Copy each line below that contains "subtitle".

▽

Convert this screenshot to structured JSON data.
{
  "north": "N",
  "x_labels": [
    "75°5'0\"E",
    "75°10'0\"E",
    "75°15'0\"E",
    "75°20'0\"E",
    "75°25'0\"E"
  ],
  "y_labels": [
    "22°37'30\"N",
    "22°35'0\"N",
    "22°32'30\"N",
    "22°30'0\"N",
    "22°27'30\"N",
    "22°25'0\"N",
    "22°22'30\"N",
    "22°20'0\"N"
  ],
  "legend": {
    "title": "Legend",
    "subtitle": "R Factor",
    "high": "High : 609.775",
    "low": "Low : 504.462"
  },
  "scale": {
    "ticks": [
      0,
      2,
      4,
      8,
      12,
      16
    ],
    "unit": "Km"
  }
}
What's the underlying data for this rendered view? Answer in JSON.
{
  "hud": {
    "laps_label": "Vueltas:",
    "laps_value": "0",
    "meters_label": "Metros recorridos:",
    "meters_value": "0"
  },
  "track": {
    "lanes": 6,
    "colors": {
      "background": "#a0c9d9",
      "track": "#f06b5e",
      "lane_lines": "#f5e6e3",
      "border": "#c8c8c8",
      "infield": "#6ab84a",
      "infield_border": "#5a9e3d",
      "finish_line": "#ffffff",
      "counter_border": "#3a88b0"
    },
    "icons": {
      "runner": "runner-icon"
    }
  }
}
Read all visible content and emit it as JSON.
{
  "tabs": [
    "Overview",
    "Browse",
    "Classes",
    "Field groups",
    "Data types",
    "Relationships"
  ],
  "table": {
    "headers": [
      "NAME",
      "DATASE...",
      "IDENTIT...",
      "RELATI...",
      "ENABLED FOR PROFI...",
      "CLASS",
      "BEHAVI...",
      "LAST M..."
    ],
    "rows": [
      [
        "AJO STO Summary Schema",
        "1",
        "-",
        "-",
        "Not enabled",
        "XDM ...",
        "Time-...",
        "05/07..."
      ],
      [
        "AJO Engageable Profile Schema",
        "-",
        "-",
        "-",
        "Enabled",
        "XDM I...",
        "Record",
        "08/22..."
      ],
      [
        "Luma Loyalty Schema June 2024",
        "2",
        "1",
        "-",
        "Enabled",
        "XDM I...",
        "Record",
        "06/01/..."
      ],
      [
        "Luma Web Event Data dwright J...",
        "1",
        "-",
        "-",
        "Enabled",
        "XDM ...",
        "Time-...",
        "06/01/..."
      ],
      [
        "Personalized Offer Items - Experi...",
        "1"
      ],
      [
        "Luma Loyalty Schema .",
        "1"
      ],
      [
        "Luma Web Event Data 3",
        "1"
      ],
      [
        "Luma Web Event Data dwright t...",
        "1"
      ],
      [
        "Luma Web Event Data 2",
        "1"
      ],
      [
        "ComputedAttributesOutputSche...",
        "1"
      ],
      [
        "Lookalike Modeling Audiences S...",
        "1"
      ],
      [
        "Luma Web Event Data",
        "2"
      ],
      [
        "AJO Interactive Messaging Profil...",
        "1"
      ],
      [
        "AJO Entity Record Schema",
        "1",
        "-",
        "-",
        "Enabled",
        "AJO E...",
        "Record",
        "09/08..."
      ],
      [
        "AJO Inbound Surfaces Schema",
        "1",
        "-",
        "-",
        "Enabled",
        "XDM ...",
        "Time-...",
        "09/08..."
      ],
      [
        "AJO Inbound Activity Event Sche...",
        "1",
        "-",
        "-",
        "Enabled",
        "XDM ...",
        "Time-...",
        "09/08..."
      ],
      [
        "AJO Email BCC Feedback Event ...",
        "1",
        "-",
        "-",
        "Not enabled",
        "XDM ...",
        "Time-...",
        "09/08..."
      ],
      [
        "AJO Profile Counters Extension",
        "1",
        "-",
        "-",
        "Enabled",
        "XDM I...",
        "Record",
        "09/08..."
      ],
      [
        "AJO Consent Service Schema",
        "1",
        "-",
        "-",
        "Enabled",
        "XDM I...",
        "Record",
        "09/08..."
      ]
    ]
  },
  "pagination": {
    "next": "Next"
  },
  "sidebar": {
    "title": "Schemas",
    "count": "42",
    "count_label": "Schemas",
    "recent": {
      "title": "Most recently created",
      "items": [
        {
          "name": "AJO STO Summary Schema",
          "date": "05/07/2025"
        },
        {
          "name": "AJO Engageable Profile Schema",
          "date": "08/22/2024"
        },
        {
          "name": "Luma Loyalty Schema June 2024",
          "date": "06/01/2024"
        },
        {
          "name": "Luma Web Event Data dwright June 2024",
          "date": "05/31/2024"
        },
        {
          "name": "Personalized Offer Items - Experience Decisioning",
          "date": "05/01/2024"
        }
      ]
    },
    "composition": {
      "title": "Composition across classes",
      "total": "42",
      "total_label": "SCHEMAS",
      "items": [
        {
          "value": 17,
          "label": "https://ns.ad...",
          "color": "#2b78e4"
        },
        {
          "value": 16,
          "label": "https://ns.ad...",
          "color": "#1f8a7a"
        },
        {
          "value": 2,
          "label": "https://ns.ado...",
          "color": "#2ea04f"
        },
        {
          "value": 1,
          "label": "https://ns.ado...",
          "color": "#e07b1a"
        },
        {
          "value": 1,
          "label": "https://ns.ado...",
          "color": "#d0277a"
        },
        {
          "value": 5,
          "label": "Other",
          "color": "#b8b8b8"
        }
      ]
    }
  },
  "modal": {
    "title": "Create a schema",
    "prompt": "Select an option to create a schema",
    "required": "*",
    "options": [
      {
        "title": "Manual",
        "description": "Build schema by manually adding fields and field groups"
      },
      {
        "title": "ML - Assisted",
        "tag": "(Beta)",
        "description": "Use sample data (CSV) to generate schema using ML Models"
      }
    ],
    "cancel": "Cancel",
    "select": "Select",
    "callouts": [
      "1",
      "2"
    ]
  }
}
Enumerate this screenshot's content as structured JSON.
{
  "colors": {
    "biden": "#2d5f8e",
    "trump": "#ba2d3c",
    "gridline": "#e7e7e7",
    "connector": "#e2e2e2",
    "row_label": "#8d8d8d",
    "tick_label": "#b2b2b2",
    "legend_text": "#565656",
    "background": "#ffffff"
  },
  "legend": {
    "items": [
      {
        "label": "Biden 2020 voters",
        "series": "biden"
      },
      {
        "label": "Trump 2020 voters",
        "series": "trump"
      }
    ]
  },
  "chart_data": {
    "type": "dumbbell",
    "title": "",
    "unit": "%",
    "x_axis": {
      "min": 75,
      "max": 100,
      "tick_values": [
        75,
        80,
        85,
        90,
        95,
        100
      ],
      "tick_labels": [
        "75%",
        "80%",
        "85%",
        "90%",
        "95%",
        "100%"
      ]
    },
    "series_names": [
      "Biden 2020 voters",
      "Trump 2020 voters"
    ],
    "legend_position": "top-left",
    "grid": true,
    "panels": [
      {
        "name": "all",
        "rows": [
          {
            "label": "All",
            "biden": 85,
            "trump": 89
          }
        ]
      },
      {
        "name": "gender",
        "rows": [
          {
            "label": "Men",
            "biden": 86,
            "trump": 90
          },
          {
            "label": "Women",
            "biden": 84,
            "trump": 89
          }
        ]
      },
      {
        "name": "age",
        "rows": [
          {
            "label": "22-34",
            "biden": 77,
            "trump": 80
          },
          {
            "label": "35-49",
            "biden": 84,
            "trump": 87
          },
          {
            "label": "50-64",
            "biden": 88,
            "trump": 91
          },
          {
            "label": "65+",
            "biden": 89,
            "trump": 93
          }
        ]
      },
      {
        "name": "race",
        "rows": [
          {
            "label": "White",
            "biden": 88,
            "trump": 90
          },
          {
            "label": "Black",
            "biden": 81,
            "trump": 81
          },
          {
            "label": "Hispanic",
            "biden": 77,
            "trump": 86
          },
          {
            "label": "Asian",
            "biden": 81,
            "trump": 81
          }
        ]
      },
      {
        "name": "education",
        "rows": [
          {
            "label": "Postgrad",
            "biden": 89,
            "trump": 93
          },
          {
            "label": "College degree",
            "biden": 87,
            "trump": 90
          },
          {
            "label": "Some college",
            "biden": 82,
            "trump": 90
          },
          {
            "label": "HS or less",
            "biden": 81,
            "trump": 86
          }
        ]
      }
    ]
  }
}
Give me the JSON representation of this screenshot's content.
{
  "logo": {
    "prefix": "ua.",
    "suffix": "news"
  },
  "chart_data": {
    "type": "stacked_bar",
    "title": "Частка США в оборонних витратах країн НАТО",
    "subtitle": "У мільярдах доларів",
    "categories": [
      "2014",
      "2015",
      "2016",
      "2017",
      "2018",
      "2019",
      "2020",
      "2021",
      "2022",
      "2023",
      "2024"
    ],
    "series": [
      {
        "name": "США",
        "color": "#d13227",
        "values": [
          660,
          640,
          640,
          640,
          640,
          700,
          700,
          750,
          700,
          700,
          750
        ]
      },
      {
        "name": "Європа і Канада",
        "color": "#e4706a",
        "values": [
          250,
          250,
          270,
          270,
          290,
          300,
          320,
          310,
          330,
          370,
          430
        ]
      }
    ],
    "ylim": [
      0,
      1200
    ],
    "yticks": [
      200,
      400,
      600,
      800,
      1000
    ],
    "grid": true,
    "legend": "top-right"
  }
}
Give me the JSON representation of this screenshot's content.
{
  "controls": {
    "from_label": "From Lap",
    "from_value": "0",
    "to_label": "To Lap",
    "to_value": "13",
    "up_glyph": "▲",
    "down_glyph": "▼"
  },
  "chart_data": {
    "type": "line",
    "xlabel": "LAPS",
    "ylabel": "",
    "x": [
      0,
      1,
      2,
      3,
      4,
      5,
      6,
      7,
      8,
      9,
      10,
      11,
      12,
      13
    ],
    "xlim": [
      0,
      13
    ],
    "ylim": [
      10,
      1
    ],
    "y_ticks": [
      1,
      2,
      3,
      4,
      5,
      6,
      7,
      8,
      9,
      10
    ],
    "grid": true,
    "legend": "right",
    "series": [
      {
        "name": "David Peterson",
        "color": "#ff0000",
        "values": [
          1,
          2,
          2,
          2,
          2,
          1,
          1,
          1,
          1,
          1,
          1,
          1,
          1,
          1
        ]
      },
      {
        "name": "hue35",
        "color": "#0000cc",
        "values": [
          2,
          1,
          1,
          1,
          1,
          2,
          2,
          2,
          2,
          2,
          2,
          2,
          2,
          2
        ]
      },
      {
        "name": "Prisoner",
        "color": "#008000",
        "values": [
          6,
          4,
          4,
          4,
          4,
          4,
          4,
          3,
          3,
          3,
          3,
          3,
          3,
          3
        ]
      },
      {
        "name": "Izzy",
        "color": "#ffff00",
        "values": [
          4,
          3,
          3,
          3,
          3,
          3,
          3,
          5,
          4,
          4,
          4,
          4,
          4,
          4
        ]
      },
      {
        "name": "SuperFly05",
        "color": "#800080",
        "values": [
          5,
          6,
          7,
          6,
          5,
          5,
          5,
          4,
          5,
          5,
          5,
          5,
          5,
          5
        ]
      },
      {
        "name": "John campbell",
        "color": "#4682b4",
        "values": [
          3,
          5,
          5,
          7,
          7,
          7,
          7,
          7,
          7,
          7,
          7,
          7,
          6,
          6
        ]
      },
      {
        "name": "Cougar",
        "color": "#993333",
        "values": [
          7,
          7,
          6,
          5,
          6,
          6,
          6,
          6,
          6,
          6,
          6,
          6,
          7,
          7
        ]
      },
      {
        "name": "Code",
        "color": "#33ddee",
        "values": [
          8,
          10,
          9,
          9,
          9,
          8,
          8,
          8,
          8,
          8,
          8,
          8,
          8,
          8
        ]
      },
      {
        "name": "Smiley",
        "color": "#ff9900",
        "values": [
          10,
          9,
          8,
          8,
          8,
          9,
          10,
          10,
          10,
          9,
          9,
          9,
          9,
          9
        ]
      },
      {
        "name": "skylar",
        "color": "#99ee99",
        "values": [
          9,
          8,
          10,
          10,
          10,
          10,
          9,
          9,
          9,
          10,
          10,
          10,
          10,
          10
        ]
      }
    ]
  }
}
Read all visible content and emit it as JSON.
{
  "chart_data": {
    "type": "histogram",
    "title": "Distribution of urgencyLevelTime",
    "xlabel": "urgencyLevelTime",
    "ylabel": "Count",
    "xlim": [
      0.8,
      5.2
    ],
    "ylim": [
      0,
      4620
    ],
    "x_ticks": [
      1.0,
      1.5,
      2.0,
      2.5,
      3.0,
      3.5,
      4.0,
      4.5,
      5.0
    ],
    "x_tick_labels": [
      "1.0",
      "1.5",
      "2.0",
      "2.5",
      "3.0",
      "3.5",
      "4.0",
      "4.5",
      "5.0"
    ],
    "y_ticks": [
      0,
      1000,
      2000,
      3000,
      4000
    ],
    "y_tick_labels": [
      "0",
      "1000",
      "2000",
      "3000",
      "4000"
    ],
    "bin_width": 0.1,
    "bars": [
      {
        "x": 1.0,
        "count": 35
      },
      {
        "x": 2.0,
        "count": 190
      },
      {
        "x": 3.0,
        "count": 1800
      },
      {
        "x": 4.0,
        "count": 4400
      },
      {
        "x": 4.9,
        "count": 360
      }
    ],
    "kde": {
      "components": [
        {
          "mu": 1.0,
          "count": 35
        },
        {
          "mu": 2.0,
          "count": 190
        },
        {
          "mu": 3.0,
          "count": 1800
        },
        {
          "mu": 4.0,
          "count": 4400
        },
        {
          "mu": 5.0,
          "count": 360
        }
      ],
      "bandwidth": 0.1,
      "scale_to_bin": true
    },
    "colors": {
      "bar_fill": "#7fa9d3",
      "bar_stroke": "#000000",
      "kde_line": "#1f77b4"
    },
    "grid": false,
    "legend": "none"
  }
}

△

### The answer
    "subtitle": "R Factor",
    "subtitle": "У мільярдах доларів",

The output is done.